>> BEGIN
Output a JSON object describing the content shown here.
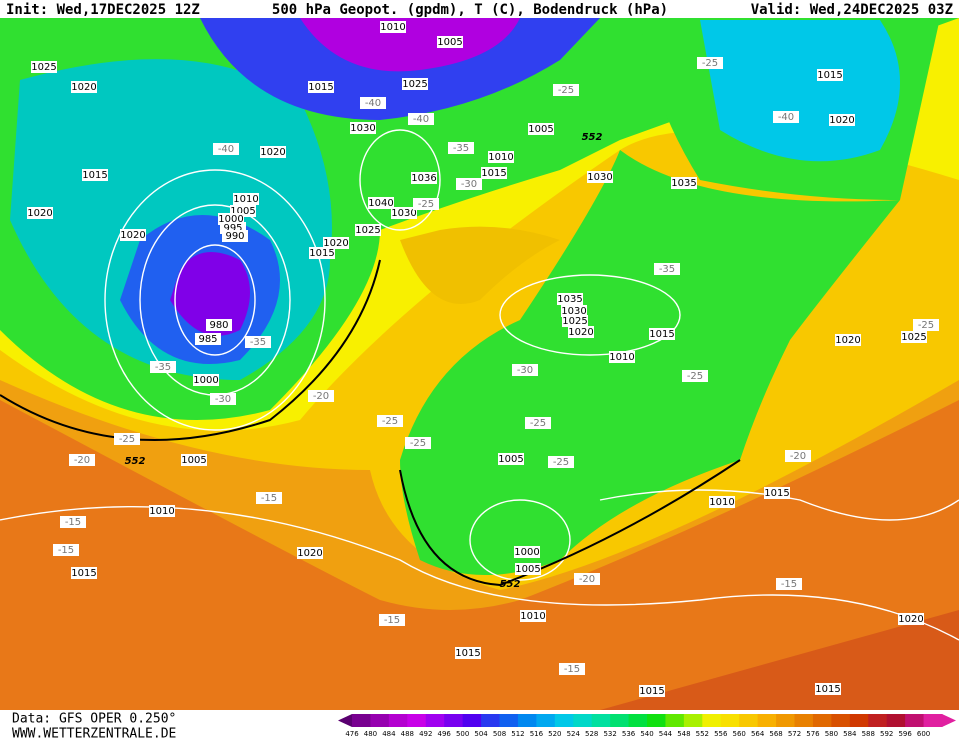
{
  "header": {
    "init": "Init: Wed,17DEC2025 12Z",
    "title": "500 hPa Geopot. (gpdm), T (C), Bodendruck (hPa)",
    "valid": "Valid: Wed,24DEC2025 03Z"
  },
  "footer": {
    "data": "Data: GFS OPER 0.250°",
    "site": "WWW.WETTERZENTRALE.DE"
  },
  "colorbar": {
    "ticks": [
      476,
      480,
      484,
      488,
      492,
      496,
      500,
      504,
      508,
      512,
      516,
      520,
      524,
      528,
      532,
      536,
      540,
      544,
      548,
      552,
      556,
      560,
      564,
      568,
      572,
      576,
      580,
      584,
      588,
      592,
      596,
      600
    ],
    "colors": [
      "#5a0070",
      "#780090",
      "#9600b0",
      "#b400d0",
      "#c800e8",
      "#a000f0",
      "#7800f0",
      "#5000f0",
      "#2838f0",
      "#1060f0",
      "#0088f0",
      "#00a8f0",
      "#00c8e8",
      "#00d8c8",
      "#00e0a0",
      "#00e070",
      "#00e040",
      "#10e010",
      "#60e800",
      "#a8f000",
      "#f0f000",
      "#f8e000",
      "#f8c800",
      "#f8b000",
      "#f09800",
      "#e88000",
      "#e06800",
      "#d85000",
      "#d03800",
      "#c02020",
      "#b01030",
      "#c01070",
      "#e020a0"
    ]
  },
  "map": {
    "isobars": [
      "1025",
      "1020",
      "1015",
      "1020",
      "1020",
      "1010",
      "1005",
      "1000",
      "995",
      "990",
      "980",
      "985",
      "1000",
      "1005",
      "1010",
      "1020",
      "1015",
      "1015",
      "1010",
      "1005",
      "1000",
      "1005",
      "1010",
      "1015",
      "1020",
      "1025",
      "1030",
      "1035",
      "1030",
      "1035",
      "1005",
      "1010",
      "1015",
      "1030",
      "1040",
      "1030",
      "1036",
      "1025",
      "1020",
      "1015",
      "1015",
      "1025",
      "1005",
      "1010",
      "1020",
      "1015",
      "1020",
      "1020",
      "1025",
      "1015",
      "1010",
      "1020",
      "1015",
      "1015"
    ],
    "temperatures": [
      "-40",
      "-35",
      "-35",
      "-30",
      "-20",
      "-25",
      "-20",
      "-15",
      "-15",
      "-15",
      "-25",
      "-25",
      "-30",
      "-25",
      "-25",
      "-20",
      "-15",
      "-15",
      "-15",
      "-25",
      "-35",
      "-25",
      "-25",
      "-40",
      "-35",
      "-30",
      "-25",
      "-40",
      "-40",
      "-20",
      "-25"
    ],
    "geopotential": [
      "552",
      "552",
      "552"
    ]
  }
}
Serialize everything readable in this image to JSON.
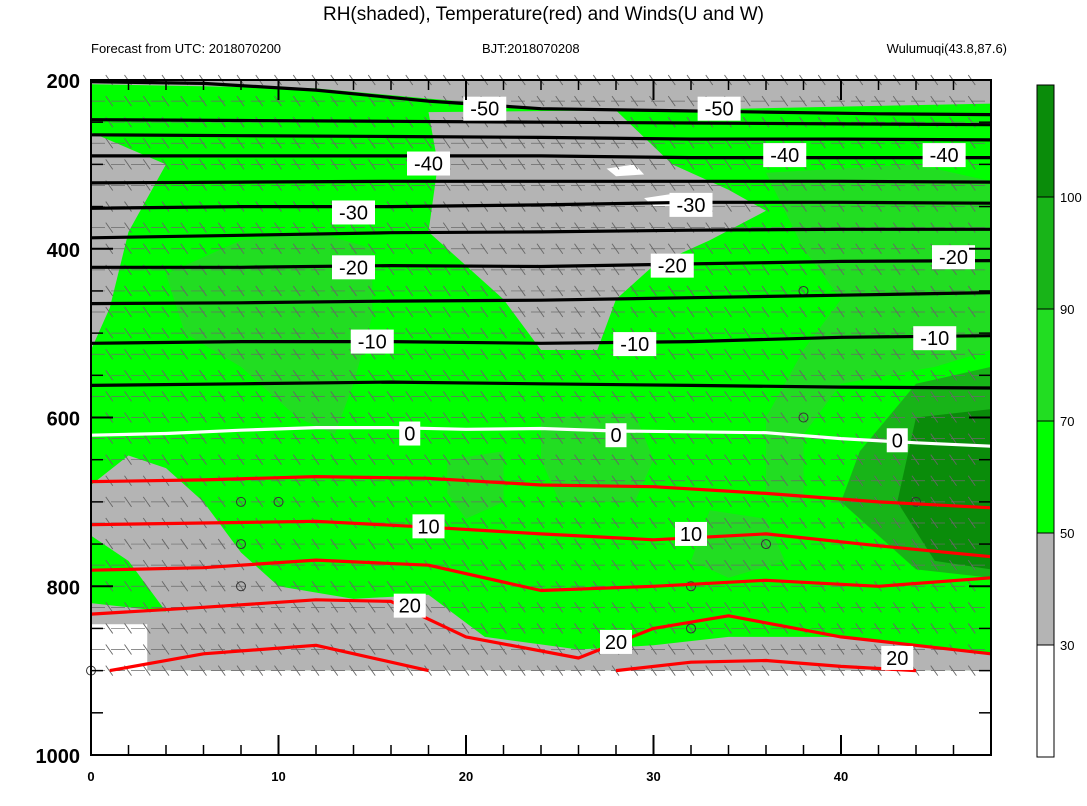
{
  "chart_data": {
    "type": "contour",
    "title": "RH(shaded), Temperature(red) and Winds(U and W)",
    "subtitle_left": "Forecast from UTC: 2018070200",
    "subtitle_center": "BJT:2018070208",
    "subtitle_right": "Wulumuqi(43.8,87.6)",
    "x_ticks": [
      "0",
      "10",
      "20",
      "30",
      "40"
    ],
    "x_tick_values": [
      0,
      10,
      20,
      30,
      40
    ],
    "y_ticks": [
      "200",
      "400",
      "600",
      "800",
      "1000"
    ],
    "y_tick_values": [
      200,
      400,
      600,
      800,
      1000
    ],
    "xlim": [
      0,
      48
    ],
    "ylim": [
      200,
      1000
    ],
    "y_axis_inverted": true,
    "colorbar": {
      "labels": [
        "30",
        "50",
        "70",
        "90",
        "100"
      ],
      "bounds": [
        30,
        50,
        70,
        90,
        100
      ],
      "colors": [
        "#ffffff",
        "#b4b4b4",
        "#00ff00",
        "#22dd22",
        "#18b418",
        "#0a8c0a"
      ]
    },
    "rh_fill_colors": {
      "lt30": "#ffffff",
      "30_50": "#b4b4b4",
      "50_70": "#00ff00",
      "70_90": "#22dd22",
      "90_100": "#18b418",
      "gt100": "#0a8c0a"
    },
    "temperature_isotherms": [
      {
        "level": -50,
        "color": "#000000",
        "label": "-50",
        "x": [
          0,
          6,
          12,
          18,
          24,
          30,
          36,
          42,
          48
        ],
        "y": [
          202,
          204,
          212,
          225,
          234,
          236,
          238,
          240,
          241
        ]
      },
      {
        "level": -45,
        "color": "#000000",
        "x": [
          0,
          8,
          16,
          24,
          32,
          40,
          48
        ],
        "y": [
          247,
          248,
          249,
          250,
          251,
          252,
          253
        ]
      },
      {
        "level": -45,
        "color": "#000000",
        "x": [
          0,
          8,
          16,
          24,
          32,
          40,
          48
        ],
        "y": [
          265,
          266,
          267,
          268,
          270,
          270,
          271
        ]
      },
      {
        "level": -40,
        "color": "#000000",
        "label": "-40",
        "x": [
          0,
          8,
          16,
          24,
          32,
          40,
          48
        ],
        "y": [
          290,
          290,
          290,
          290,
          292,
          292,
          292
        ]
      },
      {
        "level": -35,
        "color": "#000000",
        "x": [
          0,
          8,
          16,
          24,
          32,
          40,
          48
        ],
        "y": [
          322,
          321,
          320,
          320,
          320,
          320,
          321
        ]
      },
      {
        "level": -30,
        "color": "#000000",
        "label": "-30",
        "x": [
          0,
          8,
          16,
          24,
          32,
          40,
          48
        ],
        "y": [
          352,
          350,
          350,
          348,
          345,
          345,
          346
        ]
      },
      {
        "level": -25,
        "color": "#000000",
        "x": [
          0,
          8,
          16,
          24,
          32,
          40,
          48
        ],
        "y": [
          387,
          384,
          381,
          380,
          378,
          377,
          377
        ]
      },
      {
        "level": -20,
        "color": "#000000",
        "label": "-20",
        "x": [
          0,
          8,
          16,
          24,
          32,
          40,
          48
        ],
        "y": [
          422,
          422,
          420,
          421,
          418,
          415,
          414
        ]
      },
      {
        "level": -15,
        "color": "#000000",
        "x": [
          0,
          8,
          16,
          24,
          32,
          40,
          48
        ],
        "y": [
          465,
          464,
          462,
          461,
          458,
          455,
          452
        ]
      },
      {
        "level": -10,
        "color": "#000000",
        "label": "-10",
        "x": [
          0,
          8,
          16,
          24,
          32,
          40,
          48
        ],
        "y": [
          512,
          510,
          510,
          512,
          510,
          505,
          503
        ]
      },
      {
        "level": -5,
        "color": "#000000",
        "x": [
          0,
          8,
          16,
          24,
          32,
          40,
          48
        ],
        "y": [
          562,
          560,
          558,
          560,
          562,
          564,
          565
        ]
      },
      {
        "level": 0,
        "color": "#ffffff",
        "label": "0",
        "x": [
          0,
          4,
          8,
          12,
          16,
          20,
          24,
          28,
          32,
          36,
          40,
          44,
          48
        ],
        "y": [
          621,
          619,
          615,
          612,
          612,
          614,
          613,
          616,
          617,
          618,
          625,
          630,
          634
        ]
      },
      {
        "level": 5,
        "color": "#ff0000",
        "x": [
          0,
          6,
          12,
          18,
          24,
          30,
          36,
          42,
          48
        ],
        "y": [
          676,
          674,
          670,
          672,
          680,
          682,
          690,
          700,
          707
        ]
      },
      {
        "level": 10,
        "color": "#ff0000",
        "label": "10",
        "x": [
          0,
          6,
          12,
          18,
          24,
          30,
          36,
          42,
          48
        ],
        "y": [
          727,
          725,
          723,
          730,
          738,
          745,
          738,
          752,
          765
        ]
      },
      {
        "level": 15,
        "color": "#ff0000",
        "x": [
          0,
          6,
          12,
          18,
          24,
          30,
          36,
          42,
          48
        ],
        "y": [
          781,
          778,
          769,
          775,
          805,
          800,
          793,
          800,
          790
        ]
      },
      {
        "level": 20,
        "color": "#ff0000",
        "label": "20",
        "x": [
          0,
          6,
          12,
          16,
          20,
          26,
          30,
          34,
          40,
          48
        ],
        "y": [
          833,
          825,
          816,
          818,
          860,
          885,
          850,
          835,
          860,
          880
        ]
      },
      {
        "level": 25,
        "color": "#ff0000",
        "x": [
          1,
          6,
          12,
          18
        ],
        "y": [
          900,
          880,
          870,
          900
        ]
      },
      {
        "level": 25,
        "color": "#ff0000",
        "x": [
          28,
          32,
          36,
          40,
          44
        ],
        "y": [
          900,
          890,
          888,
          895,
          900
        ]
      }
    ],
    "contour_labels": [
      {
        "text": "-50",
        "x": 21,
        "y": 234
      },
      {
        "text": "-50",
        "x": 33.5,
        "y": 234
      },
      {
        "text": "-40",
        "x": 18,
        "y": 299
      },
      {
        "text": "-40",
        "x": 37,
        "y": 289
      },
      {
        "text": "-40",
        "x": 45.5,
        "y": 289
      },
      {
        "text": "-30",
        "x": 14,
        "y": 357
      },
      {
        "text": "-30",
        "x": 32,
        "y": 348
      },
      {
        "text": "-20",
        "x": 14,
        "y": 422
      },
      {
        "text": "-20",
        "x": 31,
        "y": 420
      },
      {
        "text": "-20",
        "x": 46,
        "y": 410
      },
      {
        "text": "-10",
        "x": 15,
        "y": 510
      },
      {
        "text": "-10",
        "x": 29,
        "y": 513
      },
      {
        "text": "-10",
        "x": 45,
        "y": 506
      },
      {
        "text": "0",
        "x": 17,
        "y": 619
      },
      {
        "text": "0",
        "x": 28,
        "y": 621
      },
      {
        "text": "0",
        "x": 43,
        "y": 627
      },
      {
        "text": "10",
        "x": 18,
        "y": 729
      },
      {
        "text": "10",
        "x": 32,
        "y": 738
      },
      {
        "text": "20",
        "x": 17,
        "y": 823
      },
      {
        "text": "20",
        "x": 28,
        "y": 866
      },
      {
        "text": "20",
        "x": 43,
        "y": 885
      }
    ],
    "calm_circles": [
      {
        "x": 0,
        "y": 900
      },
      {
        "x": 8,
        "y": 700
      },
      {
        "x": 10,
        "y": 700
      },
      {
        "x": 8,
        "y": 750
      },
      {
        "x": 8,
        "y": 800
      },
      {
        "x": 32,
        "y": 800
      },
      {
        "x": 32,
        "y": 850
      },
      {
        "x": 36,
        "y": 750
      },
      {
        "x": 38,
        "y": 600
      },
      {
        "x": 38,
        "y": 450
      },
      {
        "x": 44,
        "y": 700
      }
    ],
    "grid": true,
    "legend": "colorbar-right"
  }
}
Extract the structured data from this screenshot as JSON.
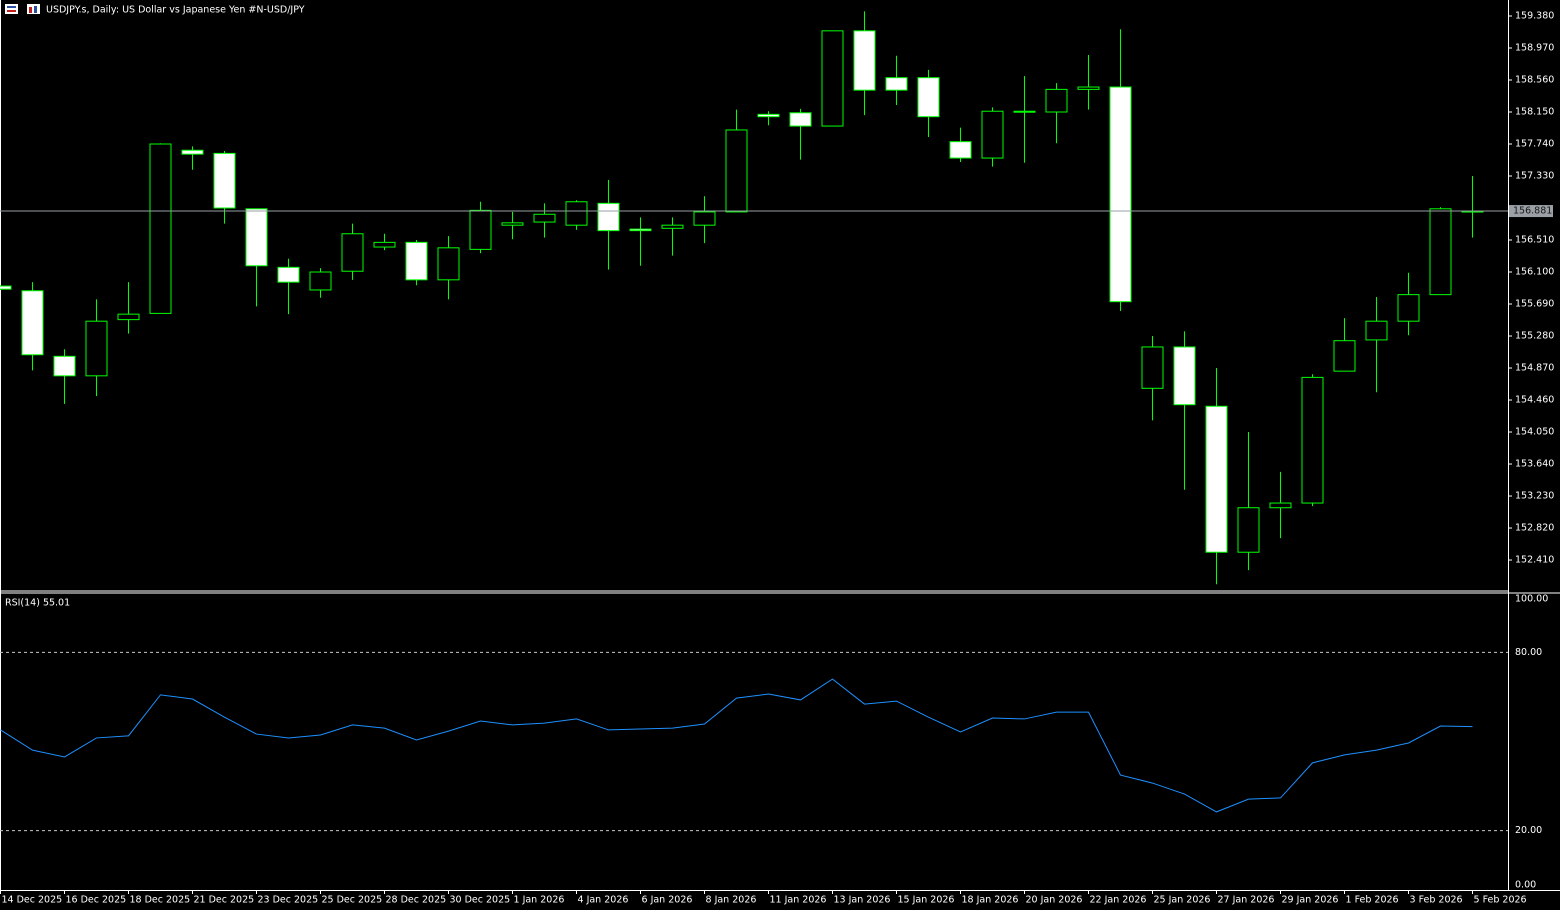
>> END
- _WHAT IS NEEDED_
Scan the listing above. Collect all lines with the word "colorbar".

- _SOLVED PROBLEM_
  "colorbar": {
    "colorbar": {
    "legend": "colorbar-right"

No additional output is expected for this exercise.